_STATED PROBLEM_
Pictures appear in the records below; write out everything else exactly.

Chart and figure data

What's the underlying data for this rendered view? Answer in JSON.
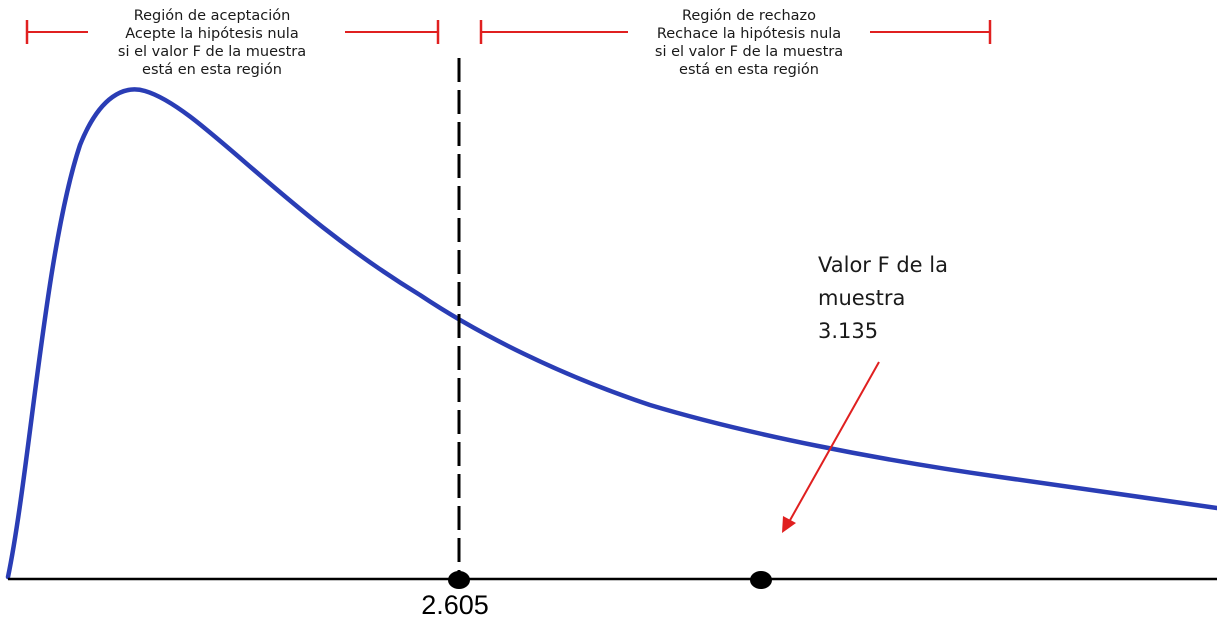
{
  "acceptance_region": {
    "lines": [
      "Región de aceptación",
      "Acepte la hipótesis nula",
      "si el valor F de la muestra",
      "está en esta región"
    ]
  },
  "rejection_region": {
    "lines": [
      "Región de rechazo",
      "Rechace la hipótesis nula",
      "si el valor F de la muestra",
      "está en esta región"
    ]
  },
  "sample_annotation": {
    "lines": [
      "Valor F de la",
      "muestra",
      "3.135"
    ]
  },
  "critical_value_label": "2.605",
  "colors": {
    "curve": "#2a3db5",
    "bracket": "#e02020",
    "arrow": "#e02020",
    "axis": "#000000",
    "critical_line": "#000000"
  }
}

_ANSWER TO THIS EXERCISE_
What's the underlying data for this rendered view? Answer in JSON.
{
  "acceptance_region": {
    "lines": [
      "Región de aceptación",
      "Acepte la hipótesis nula",
      "si el valor F de la muestra",
      "está en esta región"
    ]
  },
  "rejection_region": {
    "lines": [
      "Región de rechazo",
      "Rechace la hipótesis nula",
      "si el valor F de la muestra",
      "está en esta región"
    ]
  },
  "sample_annotation": {
    "lines": [
      "Valor F de la",
      "muestra",
      "3.135"
    ]
  },
  "critical_value_label": "2.605",
  "colors": {
    "curve": "#2a3db5",
    "bracket": "#e02020",
    "arrow": "#e02020",
    "axis": "#000000",
    "critical_line": "#000000"
  }
}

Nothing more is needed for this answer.